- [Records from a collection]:
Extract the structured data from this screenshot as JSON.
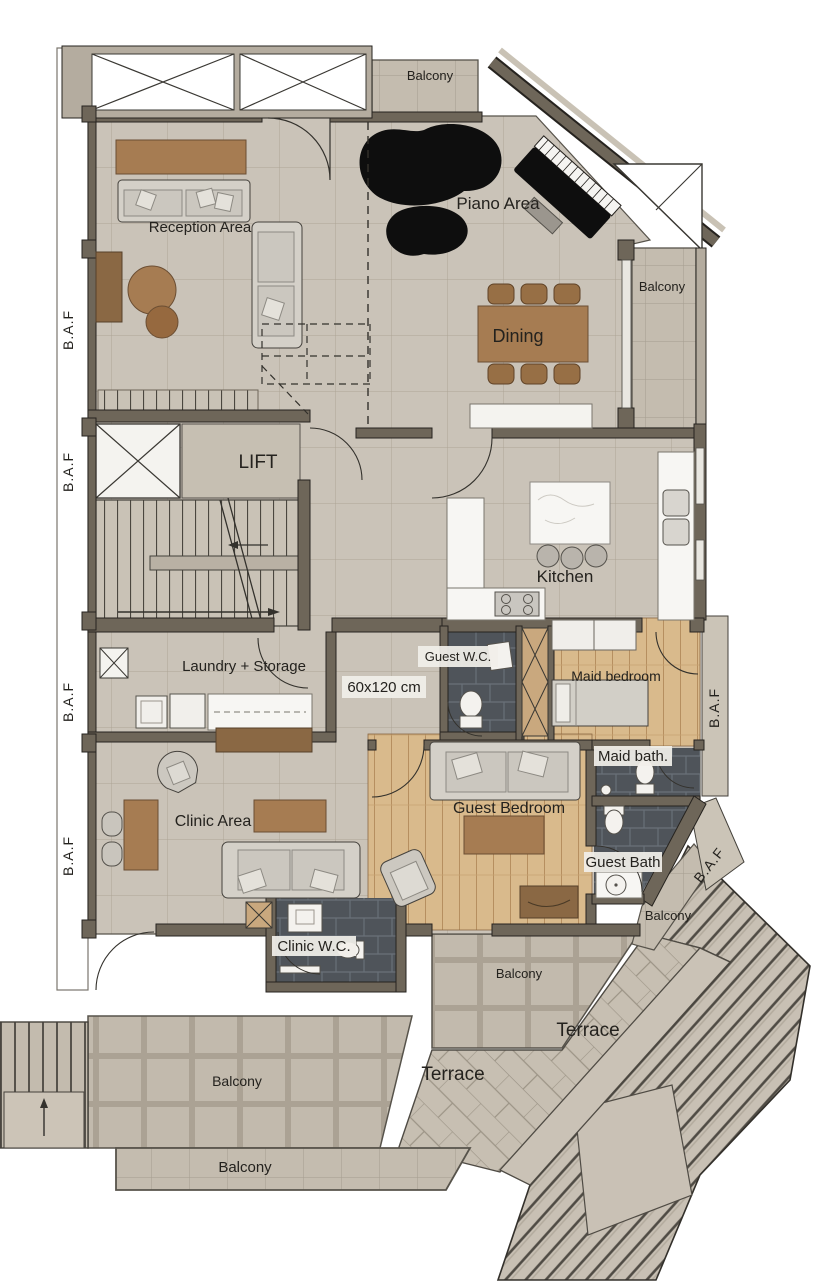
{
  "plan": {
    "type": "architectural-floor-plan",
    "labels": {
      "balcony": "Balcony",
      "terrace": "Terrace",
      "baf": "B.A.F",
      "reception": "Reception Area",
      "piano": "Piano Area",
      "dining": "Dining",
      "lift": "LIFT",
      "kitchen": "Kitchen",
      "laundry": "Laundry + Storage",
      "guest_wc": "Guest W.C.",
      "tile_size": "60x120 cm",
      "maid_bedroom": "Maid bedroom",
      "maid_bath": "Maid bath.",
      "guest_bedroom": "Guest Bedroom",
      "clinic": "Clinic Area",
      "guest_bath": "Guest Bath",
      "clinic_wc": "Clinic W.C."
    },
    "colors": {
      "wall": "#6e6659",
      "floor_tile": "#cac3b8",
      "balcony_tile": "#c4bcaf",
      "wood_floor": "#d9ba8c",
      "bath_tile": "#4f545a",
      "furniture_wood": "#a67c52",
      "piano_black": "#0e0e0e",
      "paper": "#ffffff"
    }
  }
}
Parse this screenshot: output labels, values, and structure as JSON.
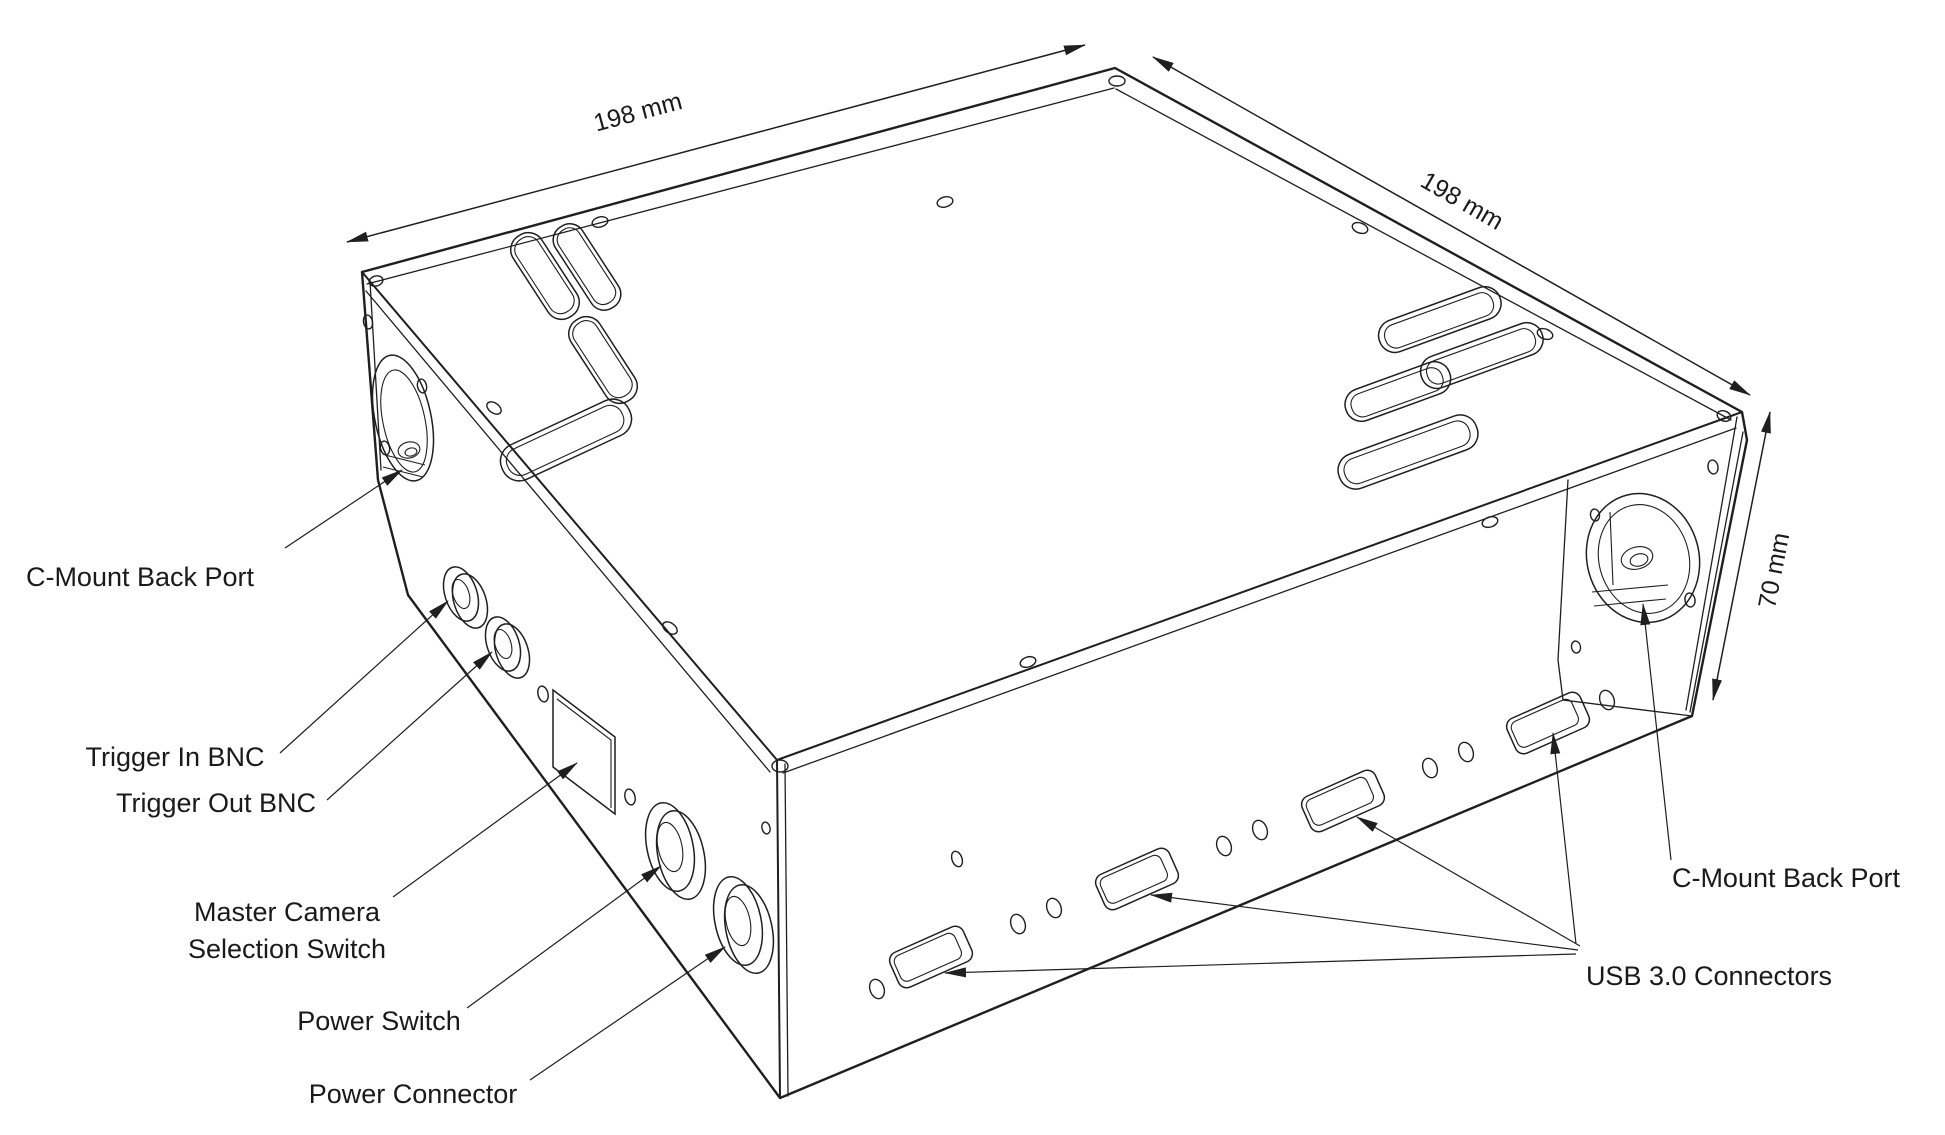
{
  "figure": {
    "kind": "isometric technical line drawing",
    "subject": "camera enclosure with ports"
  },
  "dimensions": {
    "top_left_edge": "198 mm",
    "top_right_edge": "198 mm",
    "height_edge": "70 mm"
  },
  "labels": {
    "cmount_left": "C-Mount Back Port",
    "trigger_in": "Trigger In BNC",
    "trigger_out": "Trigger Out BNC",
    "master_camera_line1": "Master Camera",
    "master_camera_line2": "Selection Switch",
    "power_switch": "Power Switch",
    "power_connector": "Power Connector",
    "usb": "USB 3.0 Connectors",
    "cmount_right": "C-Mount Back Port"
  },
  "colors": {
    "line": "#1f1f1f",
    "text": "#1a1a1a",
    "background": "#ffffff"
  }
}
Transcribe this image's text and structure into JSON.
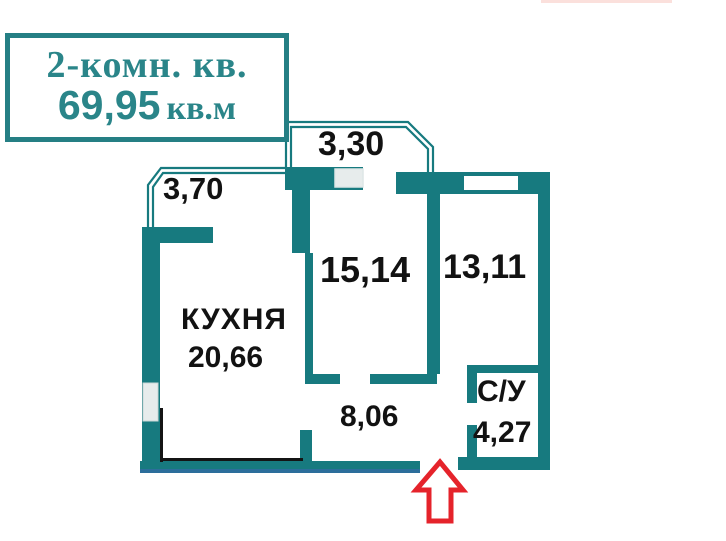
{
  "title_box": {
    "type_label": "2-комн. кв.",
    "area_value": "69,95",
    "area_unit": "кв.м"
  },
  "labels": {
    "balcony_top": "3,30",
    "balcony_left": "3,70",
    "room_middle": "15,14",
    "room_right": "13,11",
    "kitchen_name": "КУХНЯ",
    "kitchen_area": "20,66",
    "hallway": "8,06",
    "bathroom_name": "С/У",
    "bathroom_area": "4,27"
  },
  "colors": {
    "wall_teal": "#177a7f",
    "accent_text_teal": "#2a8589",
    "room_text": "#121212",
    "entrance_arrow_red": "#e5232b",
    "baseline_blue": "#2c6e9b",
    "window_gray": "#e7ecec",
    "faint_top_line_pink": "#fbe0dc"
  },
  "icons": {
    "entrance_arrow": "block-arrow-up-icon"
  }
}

---

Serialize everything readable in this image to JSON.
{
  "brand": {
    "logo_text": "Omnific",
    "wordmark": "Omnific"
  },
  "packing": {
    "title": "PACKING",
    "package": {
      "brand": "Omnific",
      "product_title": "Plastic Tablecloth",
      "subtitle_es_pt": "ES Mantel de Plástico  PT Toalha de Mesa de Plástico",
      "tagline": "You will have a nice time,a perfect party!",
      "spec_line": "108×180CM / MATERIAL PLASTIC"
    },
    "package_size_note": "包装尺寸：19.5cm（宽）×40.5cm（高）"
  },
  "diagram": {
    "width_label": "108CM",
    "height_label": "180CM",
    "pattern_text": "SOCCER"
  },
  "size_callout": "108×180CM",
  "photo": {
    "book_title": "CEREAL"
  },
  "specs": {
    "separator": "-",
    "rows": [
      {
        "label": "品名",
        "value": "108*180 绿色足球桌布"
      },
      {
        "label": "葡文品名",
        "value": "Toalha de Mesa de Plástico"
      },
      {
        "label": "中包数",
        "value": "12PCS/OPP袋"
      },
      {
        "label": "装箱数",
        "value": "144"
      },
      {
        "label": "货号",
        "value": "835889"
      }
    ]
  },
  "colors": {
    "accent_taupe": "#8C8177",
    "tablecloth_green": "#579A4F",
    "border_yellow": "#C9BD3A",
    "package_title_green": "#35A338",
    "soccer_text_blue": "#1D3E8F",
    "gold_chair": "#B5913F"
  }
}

- [EXERCISE INSTRUCTIONS]: List every line above that contains the word "Clinic".

- [TASK SOLUTION]:
      "clinic": "Clinic Area",
      "clinic_wc": "Clinic W.C."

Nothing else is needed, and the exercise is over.